Pictures should be excluded; otherwise, copy every entry exactly.

########################################

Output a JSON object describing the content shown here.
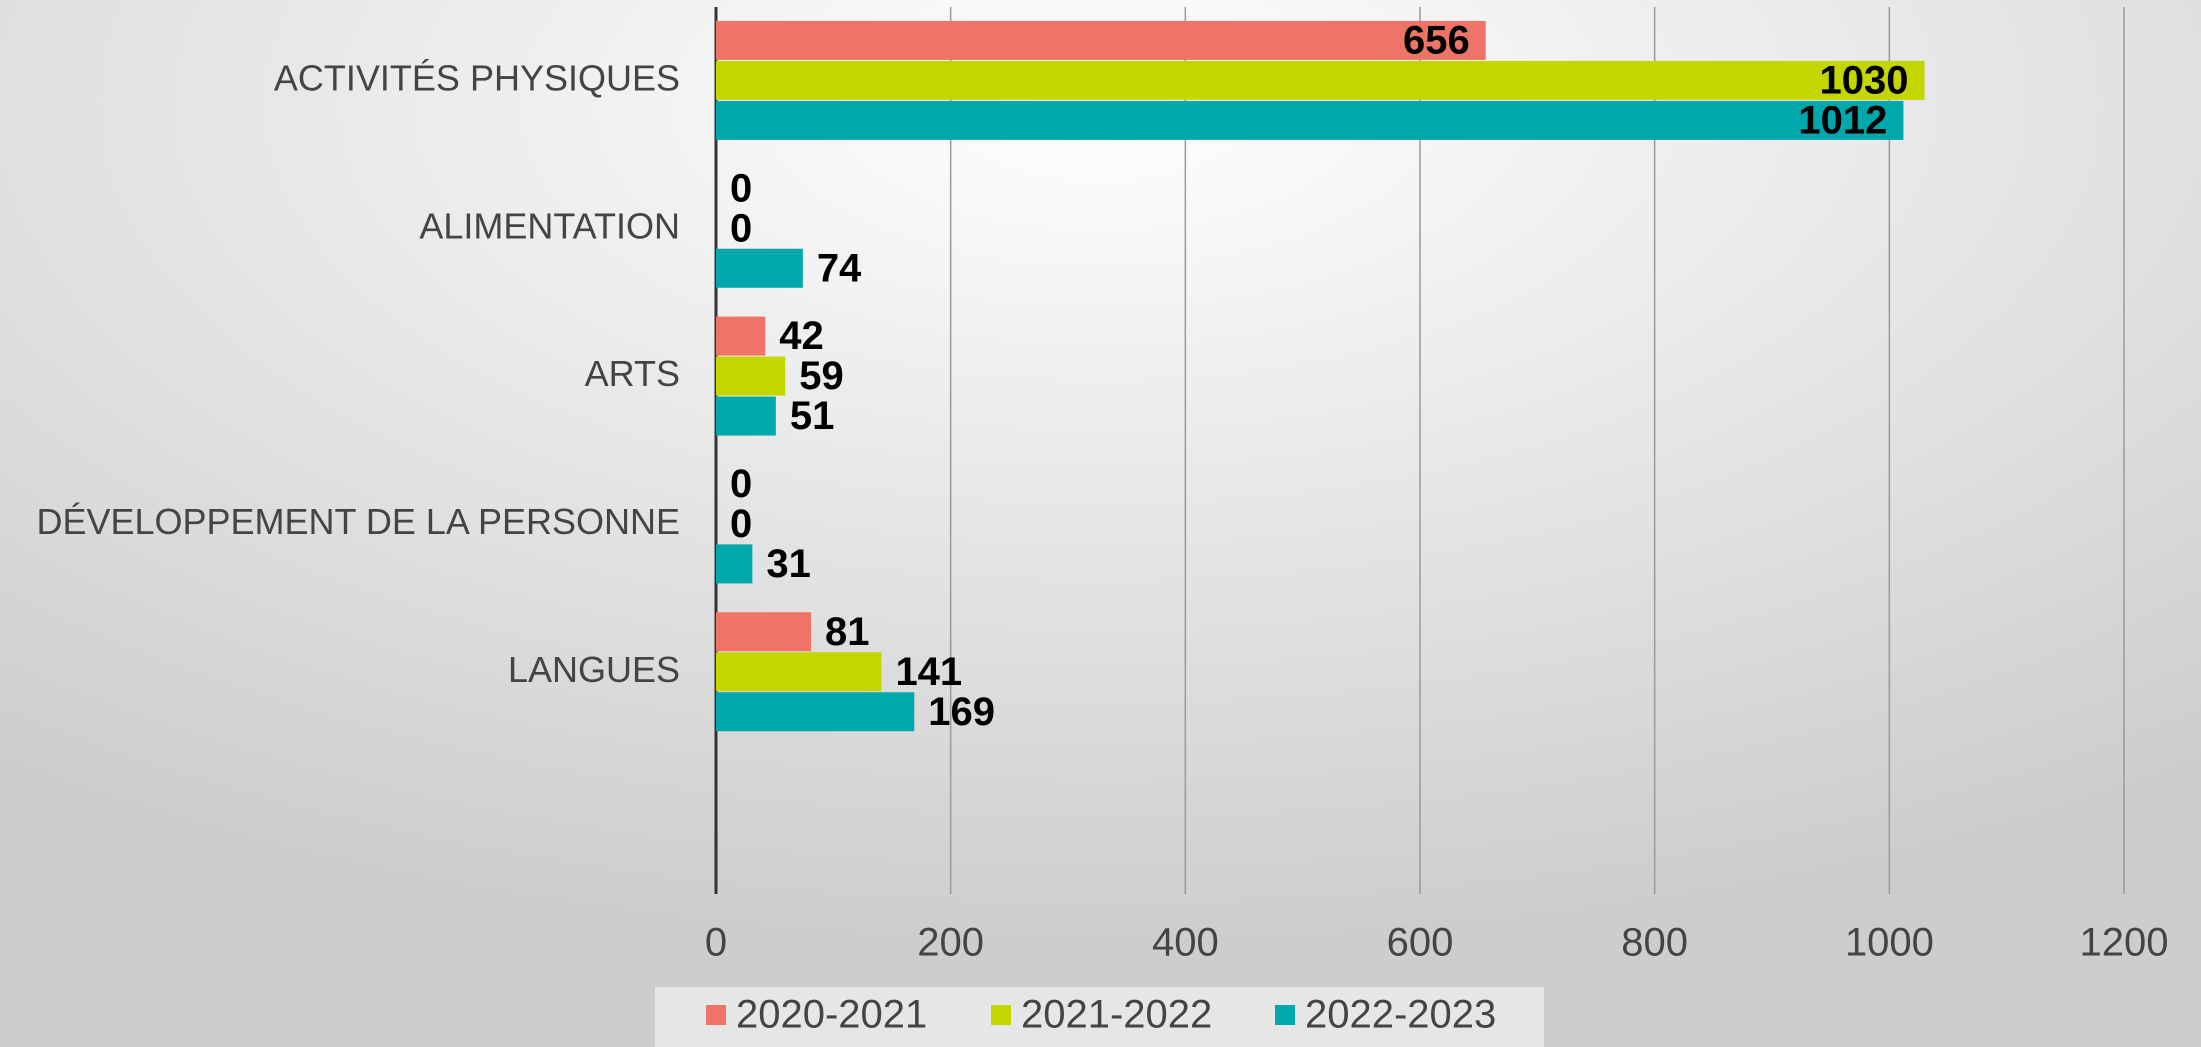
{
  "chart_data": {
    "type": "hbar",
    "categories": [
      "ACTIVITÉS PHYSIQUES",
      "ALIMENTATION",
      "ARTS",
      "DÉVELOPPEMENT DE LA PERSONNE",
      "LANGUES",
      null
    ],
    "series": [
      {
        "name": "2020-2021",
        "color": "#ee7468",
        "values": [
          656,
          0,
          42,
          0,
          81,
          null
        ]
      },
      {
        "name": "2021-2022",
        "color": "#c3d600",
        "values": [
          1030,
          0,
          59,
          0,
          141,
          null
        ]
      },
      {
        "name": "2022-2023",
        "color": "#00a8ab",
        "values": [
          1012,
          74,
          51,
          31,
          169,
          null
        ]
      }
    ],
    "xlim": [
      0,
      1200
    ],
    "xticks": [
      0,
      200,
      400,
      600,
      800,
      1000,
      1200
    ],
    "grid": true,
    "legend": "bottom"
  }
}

########################################

Result for this exercise:
Output a JSON object describing the content shown here.
{
  "chart_data": {
    "type": "hbar",
    "categories": [
      "ACTIVITÉS PHYSIQUES",
      "ALIMENTATION",
      "ARTS",
      "DÉVELOPPEMENT DE LA PERSONNE",
      "LANGUES",
      null
    ],
    "series": [
      {
        "name": "2020-2021",
        "color": "#ee7468",
        "values": [
          656,
          0,
          42,
          0,
          81,
          null
        ]
      },
      {
        "name": "2021-2022",
        "color": "#c3d600",
        "values": [
          1030,
          0,
          59,
          0,
          141,
          null
        ]
      },
      {
        "name": "2022-2023",
        "color": "#00a8ab",
        "values": [
          1012,
          74,
          51,
          31,
          169,
          null
        ]
      }
    ],
    "xlim": [
      0,
      1200
    ],
    "xticks": [
      0,
      200,
      400,
      600,
      800,
      1000,
      1200
    ],
    "grid": true,
    "legend": "bottom"
  }
}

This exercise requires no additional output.